━━ Textausschnitt ━━

News & Stories: Was fasziniert Sie in Ihrem Forschungsbereich?
Corina Klug: Prinzipiell einmal die Interdisziplinarität. Mein Forschungsgebiet ist die Biomechanik und vor allem die Biomechanik von Verletzungen. Das kombiniert Medizin, Physik, Mathematik und Mechanik. In der Anwendung der Biomechanik auf die Fahrzeugsicherheit, um dadurch Verletzungen zu vermeiden, hat das Gebiet auch etwas Sinnerfüllendes, weil wir die Sicherheit im alltäglichen Leben verbessern wollen, speziell im Straßenverkehr. Es ist ein Thema, das alle betrifft. Mich motiviert es sehr, an etwas zu arbeiten, das die Welt ein bisschen besser macht.
Ist das Interesse an diesen technischen-naturwissenschaftlichen Themen immer schon da gewesen, wurde es in Ihrer Kindheit und Jugend gefördert? Oder gab es ein bestimmtes Erlebnis, das dazu geführt hat?
Klug: Ich habe als Kind mit allem gespielt was Spaß gemacht hat – unabhängig von Geschlechterrollen –, da waren Puppen aber auch Lego Technic dabei. Die Entscheidung, etwas Technisches zu studieren, traf ich recht spät, erst kurz vor der Matura. Ich war in der Schule immer gut in Mathematik und ich hatte einen Lehrer, der das sehr gefördert hat. Er wollte mich zu einem technischen Studium überreden, wovon ich aber anfangs wenig begeistert war. Ich konnte mir darunter wenig vorstellen, dachte es sei langweilig und es hatte für mich zu wenig mit Menschen zu tun. Und ich hatte auch Zweifel, ob es wirklich zu mir passt und ich ein technisches Studium ohne HTL-Background schaffen kann. Ich wollte eher etwas Soziales machen oder Medizin. Lustigerweise bin ich dann bei einem Tag der offenen Tür zufällig in einem falschen Hörsaal gelandet und habe dort einen Vortrag zum Thema Maschinenbau und Robotik gehört. Auf einmal war ein technisches Studium greifbarer für mich, vor allem als ich mir den Wahlfachkatalog angesehen habe. Dort habe ich erkannt, dass ich mit dem gleichen Studium sowohl über Windkraftwerke, als auch über Züge und Autos lernen kann. Das sind so viele spannende Themen und man braucht sich am Anfang nicht auf ein Thema einzuschränken, sondern kann generell lernen, wie man solche Dinge erforschen und designen kann.

━━━
━━ Gezeigtes Material ━━

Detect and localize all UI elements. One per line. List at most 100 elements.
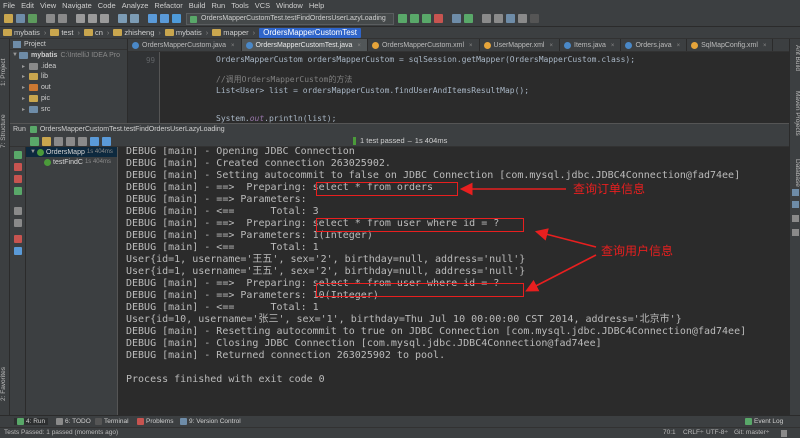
menu-run[interactable]: Run (211, 1, 225, 10)
test-suite-row[interactable]: ▼ OrdersMapp 1s 404ms (26, 147, 117, 157)
database-tool-button[interactable]: Database (791, 159, 800, 187)
rerun-icon[interactable] (14, 151, 22, 159)
expand-arrow-icon[interactable]: ▸ (22, 106, 28, 113)
run-tool-tab[interactable]: 4: Run (14, 418, 49, 425)
close-tab-icon[interactable]: × (550, 43, 554, 49)
close-icon[interactable] (14, 235, 22, 243)
expand-arrow-icon[interactable]: ▼ (12, 52, 18, 58)
breadcrumb-item[interactable]: mybatis › (3, 28, 46, 37)
cut-icon[interactable] (76, 14, 85, 23)
forward-icon[interactable] (160, 14, 169, 23)
tree-item[interactable]: ▸ pic (10, 93, 127, 104)
project-tool-button[interactable]: 1: Project (0, 47, 10, 97)
print-icon[interactable] (792, 229, 799, 236)
save-icon[interactable] (16, 14, 25, 23)
scroll-up-icon[interactable] (792, 189, 799, 196)
editor-tab[interactable]: UserMapper.xml × (480, 39, 561, 51)
show-ignored-icon[interactable] (42, 137, 51, 146)
caret-position[interactable]: 70:1 (663, 429, 676, 436)
problems-tool-tab[interactable]: Problems (137, 418, 173, 425)
terminal-tool-tab[interactable]: Terminal (95, 418, 129, 425)
menu-tools[interactable]: Tools (231, 1, 249, 10)
vcs-tool-tab[interactable]: 9: Version Control (180, 418, 241, 425)
coverage-icon[interactable] (422, 14, 431, 23)
breadcrumb-current[interactable]: OrdersMapperCustomTest (259, 27, 361, 38)
open-icon[interactable] (4, 14, 13, 23)
menu-refactor[interactable]: Refactor (154, 1, 182, 10)
close-tab-icon[interactable]: × (469, 43, 473, 49)
rerun-failed-icon[interactable] (14, 175, 22, 183)
expand-arrow-icon[interactable]: ▸ (22, 84, 28, 91)
next-failed-icon[interactable] (102, 137, 111, 146)
sdk-icon[interactable] (506, 14, 515, 23)
breadcrumb-item[interactable]: zhisheng › (113, 28, 161, 37)
stop-icon[interactable] (14, 163, 22, 171)
menu-window[interactable]: Window (276, 1, 303, 10)
file-encoding[interactable]: UTF-8÷ (706, 429, 728, 436)
menu-analyze[interactable]: Analyze (122, 1, 149, 10)
code-editor[interactable]: 99 OrdersMapperCustom ordersMapperCustom… (128, 52, 789, 123)
project-panel-header[interactable]: Project (10, 39, 127, 50)
editor-tab[interactable]: Orders.java × (621, 39, 688, 51)
import-icon[interactable] (14, 219, 22, 227)
console-output[interactable]: DEBUG [main] - Opening JDBC Connection DE… (118, 147, 789, 415)
redo-icon[interactable] (58, 14, 67, 23)
back-icon[interactable] (148, 14, 157, 23)
vcs-update-icon[interactable] (452, 14, 461, 23)
build-icon[interactable] (172, 14, 181, 23)
expand-arrow-icon[interactable]: ▸ (22, 95, 28, 102)
find-icon[interactable] (118, 14, 127, 23)
sort-icon[interactable] (54, 137, 63, 146)
editor-tab[interactable]: SqlMapConfig.xml × (687, 39, 774, 51)
close-tab-icon[interactable]: × (357, 43, 361, 49)
sync-icon[interactable] (28, 14, 37, 23)
menu-build[interactable]: Build (189, 1, 206, 10)
maven-projects-tool-button[interactable]: Maven Projects (791, 91, 800, 136)
lock-icon[interactable] (781, 430, 787, 437)
settings-icon[interactable] (482, 14, 491, 23)
todo-tool-tab[interactable]: 6: TODO (56, 418, 91, 425)
toggle-autotest-icon[interactable] (14, 187, 22, 195)
replace-icon[interactable] (130, 14, 139, 23)
breadcrumb-item[interactable]: mybatis › (164, 28, 208, 37)
help-icon[interactable] (518, 14, 527, 23)
editor-tab[interactable]: OrdersMapperCustom.java × (128, 39, 242, 51)
help-icon[interactable] (14, 247, 22, 255)
debug-icon[interactable] (410, 14, 419, 23)
structure-tool-button[interactable]: 7: Structure (0, 101, 10, 161)
menu-vcs[interactable]: VCS (255, 1, 270, 10)
tree-item[interactable]: ▸ out (10, 82, 127, 93)
menu-help[interactable]: Help (309, 1, 324, 10)
terminal-icon[interactable] (530, 14, 539, 23)
run-config-select[interactable]: OrdersMapperCustomTest.testFindOrdersUse… (186, 13, 394, 25)
run-icon[interactable] (398, 14, 407, 23)
expand-arrow-icon[interactable]: ▸ (22, 73, 28, 80)
expand-all-icon[interactable] (66, 137, 75, 146)
editor-tab[interactable]: OrdersMapperCustom.xml × (368, 39, 480, 51)
line-separator[interactable]: CRLF÷ (683, 429, 704, 436)
project-structure-icon[interactable] (494, 14, 503, 23)
tree-item[interactable]: ▸ lib (10, 72, 127, 83)
show-passed-icon[interactable] (30, 137, 39, 146)
breadcrumb-item[interactable]: test › (50, 28, 80, 37)
tree-item[interactable]: ▸ src (10, 104, 127, 115)
menu-navigate[interactable]: Navigate (62, 1, 92, 10)
run-tab-config[interactable]: OrdersMapperCustomTest.testFindOrdersUse… (40, 126, 225, 133)
tree-item[interactable]: ▸ .idea (10, 61, 127, 72)
close-tab-icon[interactable]: × (763, 43, 767, 49)
paste-icon[interactable] (100, 14, 109, 23)
export-icon[interactable] (14, 207, 22, 215)
editor-tab[interactable]: OrdersMapperCustomTest.java × (241, 39, 368, 51)
breadcrumb-item[interactable]: mapper › (212, 28, 255, 37)
favorites-tool-button[interactable]: 2: Favorites (0, 359, 10, 409)
git-branch[interactable]: Git: master÷ (734, 429, 769, 436)
event-log-tool-tab[interactable]: Event Log (745, 418, 783, 425)
menu-file[interactable]: File (3, 1, 15, 10)
status-message[interactable]: Tests Passed: 1 passed (moments ago) (4, 429, 118, 436)
copy-icon[interactable] (88, 14, 97, 23)
menu-view[interactable]: View (40, 1, 56, 10)
undo-icon[interactable] (46, 14, 55, 23)
expand-arrow-icon[interactable]: ▸ (22, 63, 28, 70)
menu-edit[interactable]: Edit (21, 1, 34, 10)
ant-build-tool-button[interactable]: Ant Build (791, 45, 800, 71)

━━━

## Aufgabe A
Wo hörte Klug laut dem Interview den Vortrag über Maschinenbau und Robotik?
## Aufgabe B
Schreib aus dem Interview alles von „Ist das Interesse“ bis hinunter zu „dazu geführt hat?“ wortgetreu ab.
Die Zeilen spielen hierfür keine Rolle.

## Vollständige Antwort A
Bei einem Tag der offenen Tür, in einem falschen Hörsaal, in dem sie zufällig gelandet war.

## Vollständige Antwort B
Ist das Interesse an diesen technischen-naturwissenschaftlichen Themen immer schon da gewesen, wurde es in Ihrer Kindheit und Jugend gefördert? Oder gab es ein bestimmtes Erlebnis, das dazu geführt hat?